Provided entries:
———

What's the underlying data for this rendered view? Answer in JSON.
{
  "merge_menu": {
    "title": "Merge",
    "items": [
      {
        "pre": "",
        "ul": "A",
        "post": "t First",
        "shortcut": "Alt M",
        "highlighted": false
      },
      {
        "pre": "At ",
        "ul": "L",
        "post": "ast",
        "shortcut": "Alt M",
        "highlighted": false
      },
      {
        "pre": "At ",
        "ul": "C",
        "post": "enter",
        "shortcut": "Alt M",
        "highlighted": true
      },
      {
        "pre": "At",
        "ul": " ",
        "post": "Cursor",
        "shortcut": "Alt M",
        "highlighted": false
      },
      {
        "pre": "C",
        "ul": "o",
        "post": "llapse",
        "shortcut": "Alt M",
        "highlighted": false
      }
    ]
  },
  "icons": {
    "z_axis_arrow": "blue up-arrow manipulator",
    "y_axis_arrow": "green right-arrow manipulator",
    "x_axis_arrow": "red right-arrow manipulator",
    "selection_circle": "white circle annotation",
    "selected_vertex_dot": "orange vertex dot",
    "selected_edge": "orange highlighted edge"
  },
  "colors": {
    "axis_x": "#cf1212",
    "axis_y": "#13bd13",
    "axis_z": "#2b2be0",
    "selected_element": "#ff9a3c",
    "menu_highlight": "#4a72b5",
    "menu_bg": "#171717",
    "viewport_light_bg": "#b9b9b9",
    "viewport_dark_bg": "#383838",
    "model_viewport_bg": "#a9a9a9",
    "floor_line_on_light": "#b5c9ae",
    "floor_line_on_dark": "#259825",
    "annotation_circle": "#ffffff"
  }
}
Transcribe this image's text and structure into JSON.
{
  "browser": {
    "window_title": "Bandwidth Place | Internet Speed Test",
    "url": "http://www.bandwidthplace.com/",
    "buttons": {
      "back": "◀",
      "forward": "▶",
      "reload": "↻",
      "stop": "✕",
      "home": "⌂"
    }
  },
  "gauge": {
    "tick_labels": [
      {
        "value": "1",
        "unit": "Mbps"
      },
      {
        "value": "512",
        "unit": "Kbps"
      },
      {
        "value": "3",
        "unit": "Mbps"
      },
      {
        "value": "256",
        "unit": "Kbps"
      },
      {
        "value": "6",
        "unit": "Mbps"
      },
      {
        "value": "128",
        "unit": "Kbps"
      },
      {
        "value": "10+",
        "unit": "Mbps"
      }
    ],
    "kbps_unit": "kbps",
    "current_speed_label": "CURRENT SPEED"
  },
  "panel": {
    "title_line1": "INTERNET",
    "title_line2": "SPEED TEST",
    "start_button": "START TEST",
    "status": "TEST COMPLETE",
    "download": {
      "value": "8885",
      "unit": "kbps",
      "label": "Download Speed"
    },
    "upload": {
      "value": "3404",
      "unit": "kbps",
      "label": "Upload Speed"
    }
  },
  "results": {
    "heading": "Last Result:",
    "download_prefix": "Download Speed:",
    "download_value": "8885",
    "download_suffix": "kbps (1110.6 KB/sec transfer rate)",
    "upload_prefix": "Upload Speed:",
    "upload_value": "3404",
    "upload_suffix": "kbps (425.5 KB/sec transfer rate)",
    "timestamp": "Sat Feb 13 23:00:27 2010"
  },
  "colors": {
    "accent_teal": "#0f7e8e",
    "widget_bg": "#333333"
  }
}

———

What is asked:
Write out all the records above again, exactly as they stand.

Output for this task:
What's the underlying data for this rendered view? Answer in JSON.
{
  "merge_menu": {
    "title": "Merge",
    "items": [
      {
        "pre": "",
        "ul": "A",
        "post": "t First",
        "shortcut": "Alt M",
        "highlighted": false
      },
      {
        "pre": "At ",
        "ul": "L",
        "post": "ast",
        "shortcut": "Alt M",
        "highlighted": false
      },
      {
        "pre": "At ",
        "ul": "C",
        "post": "enter",
        "shortcut": "Alt M",
        "highlighted": true
      },
      {
        "pre": "At",
        "ul": " ",
        "post": "Cursor",
        "shortcut": "Alt M",
        "highlighted": false
      },
      {
        "pre": "C",
        "ul": "o",
        "post": "llapse",
        "shortcut": "Alt M",
        "highlighted": false
      }
    ]
  },
  "icons": {
    "z_axis_arrow": "blue up-arrow manipulator",
    "y_axis_arrow": "green right-arrow manipulator",
    "x_axis_arrow": "red right-arrow manipulator",
    "selection_circle": "white circle annotation",
    "selected_vertex_dot": "orange vertex dot",
    "selected_edge": "orange highlighted edge"
  },
  "colors": {
    "axis_x": "#cf1212",
    "axis_y": "#13bd13",
    "axis_z": "#2b2be0",
    "selected_element": "#ff9a3c",
    "menu_highlight": "#4a72b5",
    "menu_bg": "#171717",
    "viewport_light_bg": "#b9b9b9",
    "viewport_dark_bg": "#383838",
    "model_viewport_bg": "#a9a9a9",
    "floor_line_on_light": "#b5c9ae",
    "floor_line_on_dark": "#259825",
    "annotation_circle": "#ffffff"
  }
}
Transcribe this image's text and structure into JSON.
{
  "browser": {
    "window_title": "Bandwidth Place | Internet Speed Test",
    "url": "http://www.bandwidthplace.com/",
    "buttons": {
      "back": "◀",
      "forward": "▶",
      "reload": "↻",
      "stop": "✕",
      "home": "⌂"
    }
  },
  "gauge": {
    "tick_labels": [
      {
        "value": "1",
        "unit": "Mbps"
      },
      {
        "value": "512",
        "unit": "Kbps"
      },
      {
        "value": "3",
        "unit": "Mbps"
      },
      {
        "value": "256",
        "unit": "Kbps"
      },
      {
        "value": "6",
        "unit": "Mbps"
      },
      {
        "value": "128",
        "unit": "Kbps"
      },
      {
        "value": "10+",
        "unit": "Mbps"
      }
    ],
    "kbps_unit": "kbps",
    "current_speed_label": "CURRENT SPEED"
  },
  "panel": {
    "title_line1": "INTERNET",
    "title_line2": "SPEED TEST",
    "start_button": "START TEST",
    "status": "TEST COMPLETE",
    "download": {
      "value": "8885",
      "unit": "kbps",
      "label": "Download Speed"
    },
    "upload": {
      "value": "3404",
      "unit": "kbps",
      "label": "Upload Speed"
    }
  },
  "results": {
    "heading": "Last Result:",
    "download_prefix": "Download Speed:",
    "download_value": "8885",
    "download_suffix": "kbps (1110.6 KB/sec transfer rate)",
    "upload_prefix": "Upload Speed:",
    "upload_value": "3404",
    "upload_suffix": "kbps (425.5 KB/sec transfer rate)",
    "timestamp": "Sat Feb 13 23:00:27 2010"
  },
  "colors": {
    "accent_teal": "#0f7e8e",
    "widget_bg": "#333333"
  }
}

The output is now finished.